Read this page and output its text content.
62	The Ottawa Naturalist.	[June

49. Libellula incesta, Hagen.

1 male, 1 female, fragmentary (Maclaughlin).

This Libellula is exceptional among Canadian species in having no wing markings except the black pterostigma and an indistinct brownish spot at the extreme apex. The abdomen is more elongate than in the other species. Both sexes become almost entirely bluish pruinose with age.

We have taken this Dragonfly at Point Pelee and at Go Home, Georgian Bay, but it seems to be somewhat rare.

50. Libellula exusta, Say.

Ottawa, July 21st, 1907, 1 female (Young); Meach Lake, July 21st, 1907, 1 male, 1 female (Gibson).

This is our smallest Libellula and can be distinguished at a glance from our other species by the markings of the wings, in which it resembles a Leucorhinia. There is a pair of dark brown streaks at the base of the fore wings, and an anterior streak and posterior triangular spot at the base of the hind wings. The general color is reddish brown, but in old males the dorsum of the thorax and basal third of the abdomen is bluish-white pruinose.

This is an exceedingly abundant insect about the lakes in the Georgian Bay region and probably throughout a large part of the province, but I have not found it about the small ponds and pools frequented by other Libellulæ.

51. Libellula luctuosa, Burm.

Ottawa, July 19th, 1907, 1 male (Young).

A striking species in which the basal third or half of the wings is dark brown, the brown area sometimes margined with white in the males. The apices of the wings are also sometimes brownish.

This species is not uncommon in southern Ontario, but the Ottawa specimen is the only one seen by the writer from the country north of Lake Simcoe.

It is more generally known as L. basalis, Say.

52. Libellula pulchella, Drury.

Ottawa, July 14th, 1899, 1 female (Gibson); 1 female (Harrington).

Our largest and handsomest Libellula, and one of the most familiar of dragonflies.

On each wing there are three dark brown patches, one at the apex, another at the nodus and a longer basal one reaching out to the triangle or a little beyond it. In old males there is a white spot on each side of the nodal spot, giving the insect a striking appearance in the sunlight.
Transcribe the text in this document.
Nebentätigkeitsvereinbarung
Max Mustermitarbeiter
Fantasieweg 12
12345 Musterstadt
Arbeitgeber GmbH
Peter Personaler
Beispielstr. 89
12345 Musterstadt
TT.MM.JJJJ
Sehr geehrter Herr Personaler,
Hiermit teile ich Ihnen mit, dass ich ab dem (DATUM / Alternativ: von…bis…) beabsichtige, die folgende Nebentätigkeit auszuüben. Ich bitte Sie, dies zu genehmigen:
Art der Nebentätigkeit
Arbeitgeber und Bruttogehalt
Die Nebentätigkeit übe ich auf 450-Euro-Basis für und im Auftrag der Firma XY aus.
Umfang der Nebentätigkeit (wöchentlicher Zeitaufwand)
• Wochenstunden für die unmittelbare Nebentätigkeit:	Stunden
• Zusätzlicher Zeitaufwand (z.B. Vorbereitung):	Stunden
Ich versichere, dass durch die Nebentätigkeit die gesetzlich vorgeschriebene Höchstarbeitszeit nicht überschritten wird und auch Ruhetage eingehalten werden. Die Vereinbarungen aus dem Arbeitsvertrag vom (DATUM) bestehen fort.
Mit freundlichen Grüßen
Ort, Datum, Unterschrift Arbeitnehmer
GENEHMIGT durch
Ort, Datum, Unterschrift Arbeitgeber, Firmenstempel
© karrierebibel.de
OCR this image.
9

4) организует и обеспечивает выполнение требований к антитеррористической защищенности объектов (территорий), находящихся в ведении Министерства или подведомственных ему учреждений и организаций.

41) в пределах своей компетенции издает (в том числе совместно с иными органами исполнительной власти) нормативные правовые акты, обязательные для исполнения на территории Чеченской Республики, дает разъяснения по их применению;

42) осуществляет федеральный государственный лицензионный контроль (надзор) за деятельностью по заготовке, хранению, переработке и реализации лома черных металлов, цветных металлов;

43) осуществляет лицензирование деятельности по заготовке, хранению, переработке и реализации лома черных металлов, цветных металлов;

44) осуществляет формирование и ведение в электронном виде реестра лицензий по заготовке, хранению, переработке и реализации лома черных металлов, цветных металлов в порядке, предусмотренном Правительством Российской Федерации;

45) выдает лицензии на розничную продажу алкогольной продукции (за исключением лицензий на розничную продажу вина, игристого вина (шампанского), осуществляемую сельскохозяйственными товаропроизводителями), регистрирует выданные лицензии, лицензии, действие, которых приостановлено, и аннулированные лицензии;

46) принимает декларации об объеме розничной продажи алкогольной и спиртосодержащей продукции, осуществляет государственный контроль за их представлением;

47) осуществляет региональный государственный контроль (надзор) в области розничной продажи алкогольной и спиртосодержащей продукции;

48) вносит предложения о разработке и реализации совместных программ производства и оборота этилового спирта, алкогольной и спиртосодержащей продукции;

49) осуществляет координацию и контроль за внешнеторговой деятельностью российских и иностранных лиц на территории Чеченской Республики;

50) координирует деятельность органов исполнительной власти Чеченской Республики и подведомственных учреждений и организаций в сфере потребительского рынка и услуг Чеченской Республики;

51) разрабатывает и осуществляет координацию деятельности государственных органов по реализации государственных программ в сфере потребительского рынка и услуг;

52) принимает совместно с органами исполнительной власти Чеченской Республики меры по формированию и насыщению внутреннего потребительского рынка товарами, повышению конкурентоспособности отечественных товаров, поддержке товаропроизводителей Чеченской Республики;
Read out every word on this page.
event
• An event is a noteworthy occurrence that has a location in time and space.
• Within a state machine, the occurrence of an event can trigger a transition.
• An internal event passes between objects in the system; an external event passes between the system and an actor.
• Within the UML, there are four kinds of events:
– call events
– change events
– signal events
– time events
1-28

Exercise brief: Report the number of lines above that contain the word "деятельности", and only that number.

Solution: 2